**DATA PROVIDED**
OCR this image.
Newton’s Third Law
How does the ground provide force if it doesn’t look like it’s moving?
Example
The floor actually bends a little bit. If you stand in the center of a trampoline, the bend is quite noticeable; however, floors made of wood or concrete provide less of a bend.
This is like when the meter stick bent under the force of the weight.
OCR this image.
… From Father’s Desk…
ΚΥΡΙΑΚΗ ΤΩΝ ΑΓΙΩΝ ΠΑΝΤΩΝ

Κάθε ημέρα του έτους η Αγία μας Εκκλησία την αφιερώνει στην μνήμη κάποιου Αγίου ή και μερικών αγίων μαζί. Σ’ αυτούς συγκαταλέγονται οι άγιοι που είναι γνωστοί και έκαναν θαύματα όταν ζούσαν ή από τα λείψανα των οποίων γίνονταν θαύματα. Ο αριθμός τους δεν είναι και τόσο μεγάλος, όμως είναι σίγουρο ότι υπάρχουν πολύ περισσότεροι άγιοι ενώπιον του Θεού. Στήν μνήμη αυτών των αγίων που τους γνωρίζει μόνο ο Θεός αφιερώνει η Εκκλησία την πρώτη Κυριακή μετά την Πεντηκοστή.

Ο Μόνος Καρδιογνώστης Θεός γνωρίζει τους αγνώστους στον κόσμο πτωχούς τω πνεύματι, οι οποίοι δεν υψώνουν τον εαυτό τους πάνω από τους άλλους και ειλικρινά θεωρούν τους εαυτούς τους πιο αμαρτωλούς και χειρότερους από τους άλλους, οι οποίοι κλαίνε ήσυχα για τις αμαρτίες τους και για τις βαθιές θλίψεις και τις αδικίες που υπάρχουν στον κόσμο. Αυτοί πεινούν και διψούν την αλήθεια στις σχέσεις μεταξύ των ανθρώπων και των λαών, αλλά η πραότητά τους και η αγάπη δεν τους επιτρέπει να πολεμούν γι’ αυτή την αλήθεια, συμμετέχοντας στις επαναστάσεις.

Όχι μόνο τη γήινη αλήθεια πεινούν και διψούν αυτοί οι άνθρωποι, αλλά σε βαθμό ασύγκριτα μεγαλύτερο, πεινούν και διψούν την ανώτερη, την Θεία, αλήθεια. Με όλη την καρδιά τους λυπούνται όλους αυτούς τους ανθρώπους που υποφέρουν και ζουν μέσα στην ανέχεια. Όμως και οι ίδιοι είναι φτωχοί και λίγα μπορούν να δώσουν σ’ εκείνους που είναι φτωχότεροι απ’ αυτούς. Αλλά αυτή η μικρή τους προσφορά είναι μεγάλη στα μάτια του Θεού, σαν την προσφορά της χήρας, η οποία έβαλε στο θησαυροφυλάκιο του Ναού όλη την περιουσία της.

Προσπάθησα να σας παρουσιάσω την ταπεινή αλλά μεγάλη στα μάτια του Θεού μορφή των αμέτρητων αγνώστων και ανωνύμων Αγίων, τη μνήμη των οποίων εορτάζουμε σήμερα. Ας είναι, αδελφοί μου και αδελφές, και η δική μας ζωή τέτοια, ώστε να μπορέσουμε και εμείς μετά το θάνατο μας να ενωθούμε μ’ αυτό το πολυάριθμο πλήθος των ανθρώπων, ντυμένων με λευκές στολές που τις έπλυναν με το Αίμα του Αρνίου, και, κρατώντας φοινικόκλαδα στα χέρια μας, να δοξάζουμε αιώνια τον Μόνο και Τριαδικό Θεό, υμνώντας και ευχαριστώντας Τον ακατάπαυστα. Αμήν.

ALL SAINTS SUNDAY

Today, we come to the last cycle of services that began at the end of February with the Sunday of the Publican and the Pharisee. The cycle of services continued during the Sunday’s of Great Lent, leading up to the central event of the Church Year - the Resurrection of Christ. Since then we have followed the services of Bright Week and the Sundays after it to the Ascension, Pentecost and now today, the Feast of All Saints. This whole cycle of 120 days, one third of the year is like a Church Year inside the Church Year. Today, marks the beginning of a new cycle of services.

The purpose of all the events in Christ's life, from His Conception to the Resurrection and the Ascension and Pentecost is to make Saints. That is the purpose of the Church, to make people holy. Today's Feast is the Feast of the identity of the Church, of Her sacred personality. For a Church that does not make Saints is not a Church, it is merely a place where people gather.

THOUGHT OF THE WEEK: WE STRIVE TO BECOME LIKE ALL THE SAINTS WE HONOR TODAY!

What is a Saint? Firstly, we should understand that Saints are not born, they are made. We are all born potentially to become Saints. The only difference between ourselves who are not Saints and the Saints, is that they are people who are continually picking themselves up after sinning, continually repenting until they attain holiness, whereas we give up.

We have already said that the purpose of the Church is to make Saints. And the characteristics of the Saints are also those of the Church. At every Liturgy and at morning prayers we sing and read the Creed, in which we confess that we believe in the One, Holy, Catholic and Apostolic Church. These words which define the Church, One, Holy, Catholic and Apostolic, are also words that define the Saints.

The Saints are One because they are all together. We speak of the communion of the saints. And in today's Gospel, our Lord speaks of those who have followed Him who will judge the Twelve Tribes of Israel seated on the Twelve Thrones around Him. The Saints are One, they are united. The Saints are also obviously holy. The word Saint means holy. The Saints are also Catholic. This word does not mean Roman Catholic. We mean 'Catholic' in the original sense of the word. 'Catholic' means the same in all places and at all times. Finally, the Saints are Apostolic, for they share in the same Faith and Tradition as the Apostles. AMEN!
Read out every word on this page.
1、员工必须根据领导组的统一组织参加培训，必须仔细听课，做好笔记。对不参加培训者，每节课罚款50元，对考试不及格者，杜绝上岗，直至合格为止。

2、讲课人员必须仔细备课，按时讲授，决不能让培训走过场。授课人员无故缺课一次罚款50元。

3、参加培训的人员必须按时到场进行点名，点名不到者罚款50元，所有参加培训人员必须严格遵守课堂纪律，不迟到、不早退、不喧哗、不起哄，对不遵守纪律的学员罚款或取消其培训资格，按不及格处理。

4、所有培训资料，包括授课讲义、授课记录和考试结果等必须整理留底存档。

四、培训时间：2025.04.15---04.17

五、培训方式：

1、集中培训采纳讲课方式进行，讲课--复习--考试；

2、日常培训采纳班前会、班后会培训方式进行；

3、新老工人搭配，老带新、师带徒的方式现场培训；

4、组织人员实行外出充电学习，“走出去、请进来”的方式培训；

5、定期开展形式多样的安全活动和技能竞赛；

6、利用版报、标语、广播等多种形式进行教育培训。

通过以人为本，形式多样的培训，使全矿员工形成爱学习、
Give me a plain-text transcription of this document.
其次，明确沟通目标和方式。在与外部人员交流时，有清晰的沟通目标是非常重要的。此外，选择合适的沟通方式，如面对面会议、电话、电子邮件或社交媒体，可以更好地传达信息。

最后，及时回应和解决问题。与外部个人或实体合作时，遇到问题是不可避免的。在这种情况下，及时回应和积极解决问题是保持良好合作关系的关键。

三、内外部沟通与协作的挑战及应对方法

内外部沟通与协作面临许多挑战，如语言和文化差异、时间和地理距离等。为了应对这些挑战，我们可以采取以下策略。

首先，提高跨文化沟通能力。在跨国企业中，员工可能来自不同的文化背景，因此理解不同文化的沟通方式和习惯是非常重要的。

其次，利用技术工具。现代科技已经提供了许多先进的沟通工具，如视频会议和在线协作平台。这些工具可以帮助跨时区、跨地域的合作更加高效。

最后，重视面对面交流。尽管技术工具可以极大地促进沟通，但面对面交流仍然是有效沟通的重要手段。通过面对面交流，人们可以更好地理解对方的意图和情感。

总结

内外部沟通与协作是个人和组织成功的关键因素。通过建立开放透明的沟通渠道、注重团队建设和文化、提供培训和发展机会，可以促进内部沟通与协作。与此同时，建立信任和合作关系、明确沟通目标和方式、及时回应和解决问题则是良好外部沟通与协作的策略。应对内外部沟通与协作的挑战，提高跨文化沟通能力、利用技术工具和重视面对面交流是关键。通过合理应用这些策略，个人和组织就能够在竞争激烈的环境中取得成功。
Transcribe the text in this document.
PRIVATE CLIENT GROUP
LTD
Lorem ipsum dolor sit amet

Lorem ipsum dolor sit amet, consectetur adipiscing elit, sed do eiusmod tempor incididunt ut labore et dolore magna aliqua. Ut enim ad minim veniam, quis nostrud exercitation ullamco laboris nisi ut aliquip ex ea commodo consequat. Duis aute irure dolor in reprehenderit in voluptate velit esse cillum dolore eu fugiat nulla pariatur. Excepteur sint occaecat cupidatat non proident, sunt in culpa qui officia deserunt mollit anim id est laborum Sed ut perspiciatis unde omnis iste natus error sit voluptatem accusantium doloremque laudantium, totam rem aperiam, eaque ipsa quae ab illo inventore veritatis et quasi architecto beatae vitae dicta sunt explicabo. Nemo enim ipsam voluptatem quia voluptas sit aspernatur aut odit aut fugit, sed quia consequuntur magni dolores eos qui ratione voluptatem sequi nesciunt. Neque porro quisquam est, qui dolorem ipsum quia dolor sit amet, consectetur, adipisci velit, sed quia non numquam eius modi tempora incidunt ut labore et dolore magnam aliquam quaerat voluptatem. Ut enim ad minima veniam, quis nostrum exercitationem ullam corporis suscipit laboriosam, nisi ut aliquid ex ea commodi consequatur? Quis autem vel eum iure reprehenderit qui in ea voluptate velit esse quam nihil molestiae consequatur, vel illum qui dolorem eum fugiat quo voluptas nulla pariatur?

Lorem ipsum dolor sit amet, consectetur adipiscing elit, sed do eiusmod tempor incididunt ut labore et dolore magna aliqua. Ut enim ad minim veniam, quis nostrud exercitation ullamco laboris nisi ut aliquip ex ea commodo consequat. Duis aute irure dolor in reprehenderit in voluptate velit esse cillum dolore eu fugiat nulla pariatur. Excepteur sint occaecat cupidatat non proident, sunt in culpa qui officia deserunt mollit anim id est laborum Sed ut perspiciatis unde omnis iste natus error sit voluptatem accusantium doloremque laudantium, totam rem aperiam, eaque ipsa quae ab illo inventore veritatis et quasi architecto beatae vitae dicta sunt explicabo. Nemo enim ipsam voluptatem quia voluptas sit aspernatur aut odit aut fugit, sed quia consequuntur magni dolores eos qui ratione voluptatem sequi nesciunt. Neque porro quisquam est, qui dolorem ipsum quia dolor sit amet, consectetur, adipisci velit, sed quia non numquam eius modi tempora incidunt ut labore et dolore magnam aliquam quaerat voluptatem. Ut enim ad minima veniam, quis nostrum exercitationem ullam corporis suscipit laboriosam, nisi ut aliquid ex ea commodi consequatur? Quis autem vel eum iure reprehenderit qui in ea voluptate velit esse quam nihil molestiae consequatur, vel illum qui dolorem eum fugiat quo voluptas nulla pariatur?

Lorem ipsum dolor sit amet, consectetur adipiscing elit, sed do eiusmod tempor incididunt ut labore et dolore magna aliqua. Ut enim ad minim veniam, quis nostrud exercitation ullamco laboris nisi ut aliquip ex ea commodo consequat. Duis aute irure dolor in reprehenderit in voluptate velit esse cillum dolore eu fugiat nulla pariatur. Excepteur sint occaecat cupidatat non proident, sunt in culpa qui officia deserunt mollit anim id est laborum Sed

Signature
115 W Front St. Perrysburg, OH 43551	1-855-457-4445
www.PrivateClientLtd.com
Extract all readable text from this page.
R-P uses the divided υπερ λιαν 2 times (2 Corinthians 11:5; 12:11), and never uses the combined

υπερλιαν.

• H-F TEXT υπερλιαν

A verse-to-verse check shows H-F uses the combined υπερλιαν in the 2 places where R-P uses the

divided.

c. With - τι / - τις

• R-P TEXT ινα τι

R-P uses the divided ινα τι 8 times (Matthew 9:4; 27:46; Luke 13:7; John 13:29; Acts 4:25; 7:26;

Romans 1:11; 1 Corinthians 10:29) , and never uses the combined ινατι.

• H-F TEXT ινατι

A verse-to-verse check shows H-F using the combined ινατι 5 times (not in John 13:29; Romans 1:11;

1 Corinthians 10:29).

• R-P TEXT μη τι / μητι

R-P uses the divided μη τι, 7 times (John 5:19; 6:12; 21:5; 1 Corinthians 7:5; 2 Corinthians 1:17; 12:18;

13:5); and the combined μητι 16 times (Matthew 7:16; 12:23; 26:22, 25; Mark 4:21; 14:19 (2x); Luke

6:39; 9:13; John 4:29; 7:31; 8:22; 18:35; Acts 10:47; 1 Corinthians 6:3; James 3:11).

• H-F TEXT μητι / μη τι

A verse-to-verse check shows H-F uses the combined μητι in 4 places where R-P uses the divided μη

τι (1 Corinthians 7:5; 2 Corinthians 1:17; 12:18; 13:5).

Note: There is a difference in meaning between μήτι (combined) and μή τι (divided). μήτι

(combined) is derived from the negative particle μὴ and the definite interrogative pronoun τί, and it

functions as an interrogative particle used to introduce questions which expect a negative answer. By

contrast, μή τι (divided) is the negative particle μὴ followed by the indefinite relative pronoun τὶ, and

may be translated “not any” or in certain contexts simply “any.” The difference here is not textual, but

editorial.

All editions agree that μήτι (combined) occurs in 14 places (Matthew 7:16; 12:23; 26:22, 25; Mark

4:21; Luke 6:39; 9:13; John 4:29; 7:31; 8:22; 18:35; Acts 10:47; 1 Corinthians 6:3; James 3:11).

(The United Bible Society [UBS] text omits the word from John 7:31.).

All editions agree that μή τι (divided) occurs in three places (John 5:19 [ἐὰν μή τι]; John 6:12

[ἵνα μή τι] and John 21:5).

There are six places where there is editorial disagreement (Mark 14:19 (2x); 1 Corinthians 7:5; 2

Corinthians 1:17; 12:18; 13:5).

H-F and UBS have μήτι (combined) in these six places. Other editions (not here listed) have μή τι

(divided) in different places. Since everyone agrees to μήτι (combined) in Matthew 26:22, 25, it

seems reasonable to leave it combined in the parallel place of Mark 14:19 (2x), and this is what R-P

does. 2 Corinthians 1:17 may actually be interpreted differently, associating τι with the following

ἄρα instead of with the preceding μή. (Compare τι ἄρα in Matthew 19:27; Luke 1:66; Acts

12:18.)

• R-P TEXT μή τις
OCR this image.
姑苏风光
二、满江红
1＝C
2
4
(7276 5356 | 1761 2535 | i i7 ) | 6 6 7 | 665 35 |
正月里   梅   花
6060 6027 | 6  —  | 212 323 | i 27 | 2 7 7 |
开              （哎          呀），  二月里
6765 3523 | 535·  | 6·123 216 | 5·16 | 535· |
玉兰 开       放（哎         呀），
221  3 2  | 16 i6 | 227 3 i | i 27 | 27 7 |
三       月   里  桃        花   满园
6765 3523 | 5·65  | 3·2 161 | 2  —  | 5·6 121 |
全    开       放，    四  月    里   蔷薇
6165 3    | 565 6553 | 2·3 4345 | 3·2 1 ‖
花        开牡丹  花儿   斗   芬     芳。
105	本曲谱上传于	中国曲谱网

**YOUR INSTRUCTIONS**
Go through the entries above and pull out each line with "James" in it.

**SOLUTION**
6:39; 9:13; John 4:29; 7:31; 8:22; 18:35; Acts 10:47; 1 Corinthians 6:3; James 3:11).
4:21; Luke 6:39; 9:13; John 4:29; 7:31; 8:22; 18:35; Acts 10:47; 1 Corinthians 6:3; James 3:11).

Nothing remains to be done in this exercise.